Exercise requirements:
Output every entry exactly as written, but omit the pictures.

Figure data in JSON:
-- -- --
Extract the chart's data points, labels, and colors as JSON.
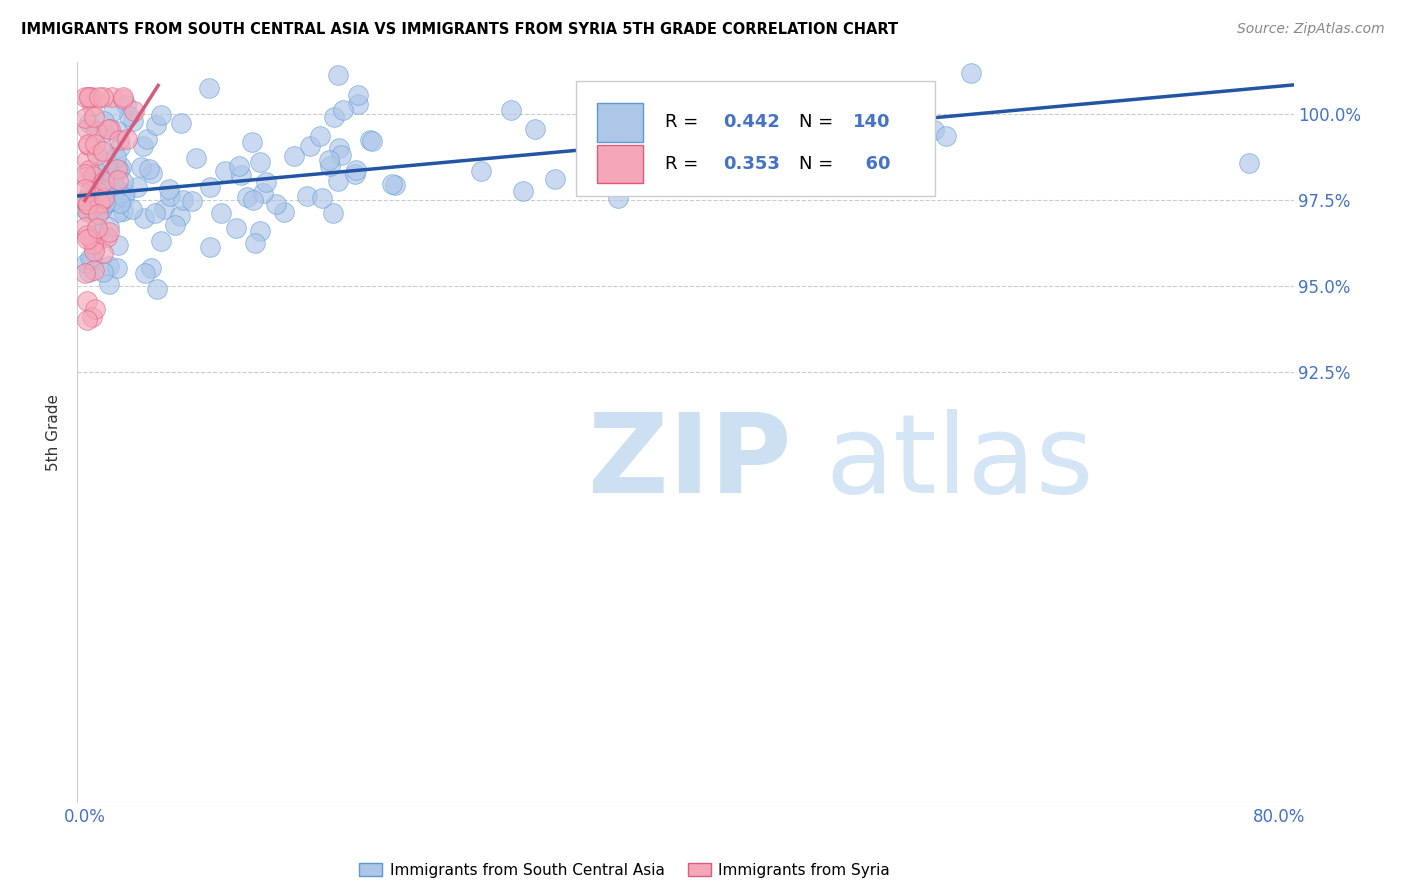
{
  "title_display": "IMMIGRANTS FROM SOUTH CENTRAL ASIA VS IMMIGRANTS FROM SYRIA 5TH GRADE CORRELATION CHART",
  "source": "Source: ZipAtlas.com",
  "ylabel": "5th Grade",
  "xlim": [
    -0.5,
    81.0
  ],
  "ylim": [
    80.0,
    101.5
  ],
  "x_ticks": [
    0.0,
    10.0,
    20.0,
    30.0,
    40.0,
    50.0,
    60.0,
    70.0,
    80.0
  ],
  "x_tick_labels": [
    "0.0%",
    "",
    "",
    "",
    "",
    "",
    "",
    "",
    "80.0%"
  ],
  "y_ticks": [
    92.5,
    95.0,
    97.5,
    100.0
  ],
  "y_tick_labels": [
    "92.5%",
    "95.0%",
    "97.5%",
    "100.0%"
  ],
  "blue_fill": "#aec6e8",
  "blue_edge": "#5b9bd5",
  "pink_fill": "#f4a7b9",
  "pink_edge": "#e05a7a",
  "line_blue_color": "#2255a4",
  "line_pink_color": "#d45b7a",
  "R_blue": 0.442,
  "N_blue": 140,
  "R_pink": 0.353,
  "N_pink": 60,
  "legend_label_blue": "Immigrants from South Central Asia",
  "legend_label_pink": "Immigrants from Syria",
  "watermark_zip": "ZIP",
  "watermark_atlas": "atlas",
  "tick_color": "#4472c4",
  "grid_color": "#cccccc",
  "ylabel_color": "#333333",
  "source_color": "#888888"
}
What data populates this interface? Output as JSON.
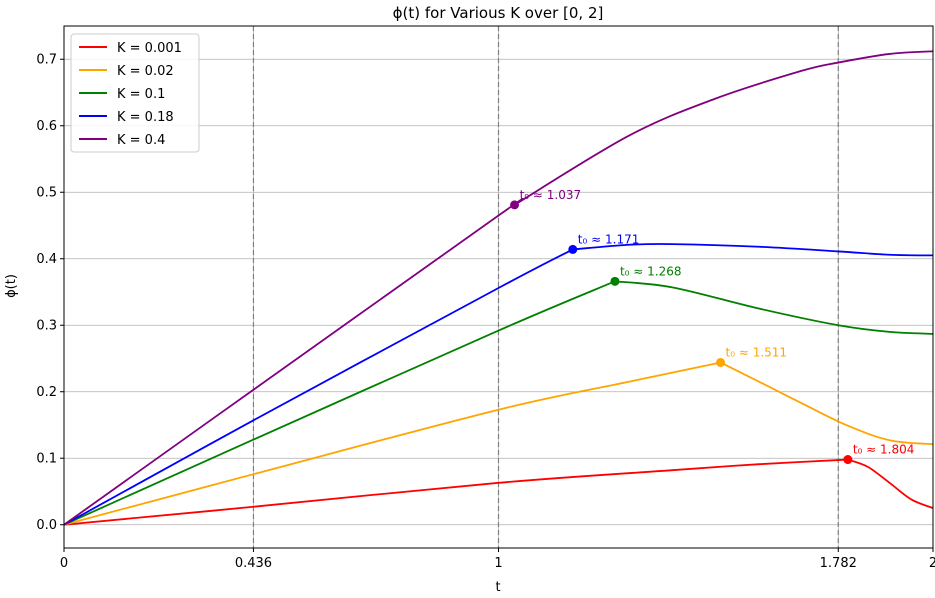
{
  "chart_data": {
    "type": "line",
    "title": "ϕ(t) for Various K over [0, 2]",
    "xlabel": "t",
    "ylabel": "ϕ(t)",
    "xlim": [
      0,
      2
    ],
    "ylim": [
      -0.035,
      0.75
    ],
    "x_ticks": [
      {
        "value": 0,
        "label": "0"
      },
      {
        "value": 0.436,
        "label": "0.436"
      },
      {
        "value": 1,
        "label": "1"
      },
      {
        "value": 1.782,
        "label": "1.782"
      },
      {
        "value": 2,
        "label": "2"
      }
    ],
    "y_ticks": [
      {
        "value": 0.0,
        "label": "0.0"
      },
      {
        "value": 0.1,
        "label": "0.1"
      },
      {
        "value": 0.2,
        "label": "0.2"
      },
      {
        "value": 0.3,
        "label": "0.3"
      },
      {
        "value": 0.4,
        "label": "0.4"
      },
      {
        "value": 0.5,
        "label": "0.5"
      },
      {
        "value": 0.6,
        "label": "0.6"
      },
      {
        "value": 0.7,
        "label": "0.7"
      }
    ],
    "vlines": [
      0.436,
      1,
      1.782
    ],
    "grid": true,
    "legend_position": "top-left",
    "series": [
      {
        "name": "K = 0.001",
        "color": "#ff0000",
        "x": [
          0,
          0.436,
          1.0,
          1.4,
          1.6,
          1.804,
          1.85,
          1.9,
          1.95,
          2.0
        ],
        "y": [
          0,
          0.027,
          0.063,
          0.082,
          0.091,
          0.098,
          0.087,
          0.063,
          0.038,
          0.025
        ],
        "marker": {
          "x": 1.804,
          "y": 0.098,
          "label": "t₀ ≈ 1.804"
        }
      },
      {
        "name": "K = 0.02",
        "color": "#ffa500",
        "x": [
          0,
          0.436,
          1.0,
          1.3,
          1.511,
          1.6,
          1.7,
          1.8,
          1.9,
          2.0
        ],
        "y": [
          0,
          0.076,
          0.173,
          0.215,
          0.244,
          0.215,
          0.182,
          0.15,
          0.127,
          0.121
        ],
        "marker": {
          "x": 1.511,
          "y": 0.244,
          "label": "t₀ ≈ 1.511"
        }
      },
      {
        "name": "K = 0.1",
        "color": "#008000",
        "x": [
          0,
          0.436,
          1.0,
          1.268,
          1.4,
          1.6,
          1.782,
          1.9,
          2.0
        ],
        "y": [
          0,
          0.128,
          0.292,
          0.366,
          0.357,
          0.325,
          0.3,
          0.29,
          0.287
        ],
        "marker": {
          "x": 1.268,
          "y": 0.366,
          "label": "t₀ ≈ 1.268"
        }
      },
      {
        "name": "K = 0.18",
        "color": "#0000ff",
        "x": [
          0,
          0.436,
          1.0,
          1.171,
          1.3,
          1.4,
          1.6,
          1.782,
          1.9,
          2.0
        ],
        "y": [
          0,
          0.157,
          0.356,
          0.414,
          0.421,
          0.422,
          0.418,
          0.411,
          0.406,
          0.405
        ],
        "marker": {
          "x": 1.171,
          "y": 0.414,
          "label": "t₀ ≈ 1.171"
        }
      },
      {
        "name": "K = 0.4",
        "color": "#800080",
        "x": [
          0,
          0.436,
          1.0,
          1.037,
          1.3,
          1.5,
          1.7,
          1.782,
          1.9,
          2.0
        ],
        "y": [
          0,
          0.203,
          0.465,
          0.481,
          0.585,
          0.641,
          0.683,
          0.695,
          0.708,
          0.712
        ],
        "marker": {
          "x": 1.037,
          "y": 0.481,
          "label": "t₀ ≈ 1.037"
        }
      }
    ]
  }
}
-- -- --
Output of the exercise:
Extract the chart's data points, labels, and colors as JSON.
{
  "title_display": "IMMIGRANTS FROM SOUTH CENTRAL ASIA VS IMMIGRANTS FROM SYRIA 5TH GRADE CORRELATION CHART",
  "source": "Source: ZipAtlas.com",
  "ylabel": "5th Grade",
  "xlim": [
    -0.5,
    81.0
  ],
  "ylim": [
    80.0,
    101.5
  ],
  "x_ticks": [
    0.0,
    10.0,
    20.0,
    30.0,
    40.0,
    50.0,
    60.0,
    70.0,
    80.0
  ],
  "x_tick_labels": [
    "0.0%",
    "",
    "",
    "",
    "",
    "",
    "",
    "",
    "80.0%"
  ],
  "y_ticks": [
    92.5,
    95.0,
    97.5,
    100.0
  ],
  "y_tick_labels": [
    "92.5%",
    "95.0%",
    "97.5%",
    "100.0%"
  ],
  "blue_fill": "#aec6e8",
  "blue_edge": "#5b9bd5",
  "pink_fill": "#f4a7b9",
  "pink_edge": "#e05a7a",
  "line_blue_color": "#2255a4",
  "line_pink_color": "#d45b7a",
  "R_blue": 0.442,
  "N_blue": 140,
  "R_pink": 0.353,
  "N_pink": 60,
  "legend_label_blue": "Immigrants from South Central Asia",
  "legend_label_pink": "Immigrants from Syria",
  "watermark_zip": "ZIP",
  "watermark_atlas": "atlas",
  "tick_color": "#4472c4",
  "grid_color": "#cccccc",
  "ylabel_color": "#333333",
  "source_color": "#888888"
}
What data populates this interface? Output as JSON.
{
  "chart_data": {
    "type": "line",
    "title": "ϕ(t) for Various K over [0, 2]",
    "xlabel": "t",
    "ylabel": "ϕ(t)",
    "xlim": [
      0,
      2
    ],
    "ylim": [
      -0.035,
      0.75
    ],
    "x_ticks": [
      {
        "value": 0,
        "label": "0"
      },
      {
        "value": 0.436,
        "label": "0.436"
      },
      {
        "value": 1,
        "label": "1"
      },
      {
        "value": 1.782,
        "label": "1.782"
      },
      {
        "value": 2,
        "label": "2"
      }
    ],
    "y_ticks": [
      {
        "value": 0.0,
        "label": "0.0"
      },
      {
        "value": 0.1,
        "label": "0.1"
      },
      {
        "value": 0.2,
        "label": "0.2"
      },
      {
        "value": 0.3,
        "label": "0.3"
      },
      {
        "value": 0.4,
        "label": "0.4"
      },
      {
        "value": 0.5,
        "label": "0.5"
      },
      {
        "value": 0.6,
        "label": "0.6"
      },
      {
        "value": 0.7,
        "label": "0.7"
      }
    ],
    "vlines": [
      0.436,
      1,
      1.782
    ],
    "grid": true,
    "legend_position": "top-left",
    "series": [
      {
        "name": "K = 0.001",
        "color": "#ff0000",
        "x": [
          0,
          0.436,
          1.0,
          1.4,
          1.6,
          1.804,
          1.85,
          1.9,
          1.95,
          2.0
        ],
        "y": [
          0,
          0.027,
          0.063,
          0.082,
          0.091,
          0.098,
          0.087,
          0.063,
          0.038,
          0.025
        ],
        "marker": {
          "x": 1.804,
          "y": 0.098,
          "label": "t₀ ≈ 1.804"
        }
      },
      {
        "name": "K = 0.02",
        "color": "#ffa500",
        "x": [
          0,
          0.436,
          1.0,
          1.3,
          1.511,
          1.6,
          1.7,
          1.8,
          1.9,
          2.0
        ],
        "y": [
          0,
          0.076,
          0.173,
          0.215,
          0.244,
          0.215,
          0.182,
          0.15,
          0.127,
          0.121
        ],
        "marker": {
          "x": 1.511,
          "y": 0.244,
          "label": "t₀ ≈ 1.511"
        }
      },
      {
        "name": "K = 0.1",
        "color": "#008000",
        "x": [
          0,
          0.436,
          1.0,
          1.268,
          1.4,
          1.6,
          1.782,
          1.9,
          2.0
        ],
        "y": [
          0,
          0.128,
          0.292,
          0.366,
          0.357,
          0.325,
          0.3,
          0.29,
          0.287
        ],
        "marker": {
          "x": 1.268,
          "y": 0.366,
          "label": "t₀ ≈ 1.268"
        }
      },
      {
        "name": "K = 0.18",
        "color": "#0000ff",
        "x": [
          0,
          0.436,
          1.0,
          1.171,
          1.3,
          1.4,
          1.6,
          1.782,
          1.9,
          2.0
        ],
        "y": [
          0,
          0.157,
          0.356,
          0.414,
          0.421,
          0.422,
          0.418,
          0.411,
          0.406,
          0.405
        ],
        "marker": {
          "x": 1.171,
          "y": 0.414,
          "label": "t₀ ≈ 1.171"
        }
      },
      {
        "name": "K = 0.4",
        "color": "#800080",
        "x": [
          0,
          0.436,
          1.0,
          1.037,
          1.3,
          1.5,
          1.7,
          1.782,
          1.9,
          2.0
        ],
        "y": [
          0,
          0.203,
          0.465,
          0.481,
          0.585,
          0.641,
          0.683,
          0.695,
          0.708,
          0.712
        ],
        "marker": {
          "x": 1.037,
          "y": 0.481,
          "label": "t₀ ≈ 1.037"
        }
      }
    ]
  }
}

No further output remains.